Dataset items
####
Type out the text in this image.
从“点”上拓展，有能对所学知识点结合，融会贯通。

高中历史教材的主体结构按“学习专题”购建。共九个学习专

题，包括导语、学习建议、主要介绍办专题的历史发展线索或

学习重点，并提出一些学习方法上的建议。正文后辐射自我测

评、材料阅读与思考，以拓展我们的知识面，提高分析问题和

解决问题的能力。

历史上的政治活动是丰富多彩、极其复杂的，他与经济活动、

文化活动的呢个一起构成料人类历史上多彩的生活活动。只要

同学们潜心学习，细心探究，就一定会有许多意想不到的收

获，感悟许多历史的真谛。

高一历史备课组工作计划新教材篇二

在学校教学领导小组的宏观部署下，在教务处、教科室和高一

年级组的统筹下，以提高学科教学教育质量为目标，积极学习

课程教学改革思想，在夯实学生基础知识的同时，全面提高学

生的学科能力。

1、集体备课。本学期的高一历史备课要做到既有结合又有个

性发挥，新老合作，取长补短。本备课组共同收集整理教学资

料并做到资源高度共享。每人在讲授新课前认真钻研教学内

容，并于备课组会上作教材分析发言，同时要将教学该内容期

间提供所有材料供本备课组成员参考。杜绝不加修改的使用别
####
**Do this**
The records above should be restated word for word, please.

**Worked answer**
Type out the text in this image.
从“点”上拓展，有能对所学知识点结合，融会贯通。

高中历史教材的主体结构按“学习专题”购建。共九个学习专

题，包括导语、学习建议、主要介绍办专题的历史发展线索或

学习重点，并提出一些学习方法上的建议。正文后辐射自我测

评、材料阅读与思考，以拓展我们的知识面，提高分析问题和

解决问题的能力。

历史上的政治活动是丰富多彩、极其复杂的，他与经济活动、

文化活动的呢个一起构成料人类历史上多彩的生活活动。只要

同学们潜心学习，细心探究，就一定会有许多意想不到的收

获，感悟许多历史的真谛。

高一历史备课组工作计划新教材篇二

在学校教学领导小组的宏观部署下，在教务处、教科室和高一

年级组的统筹下，以提高学科教学教育质量为目标，积极学习

课程教学改革思想，在夯实学生基础知识的同时，全面提高学

生的学科能力。

1、集体备课。本学期的高一历史备课要做到既有结合又有个

性发挥，新老合作，取长补短。本备课组共同收集整理教学资

料并做到资源高度共享。每人在讲授新课前认真钻研教学内

容，并于备课组会上作教材分析发言，同时要将教学该内容期

间提供所有材料供本备课组成员参考。杜绝不加修改的使用别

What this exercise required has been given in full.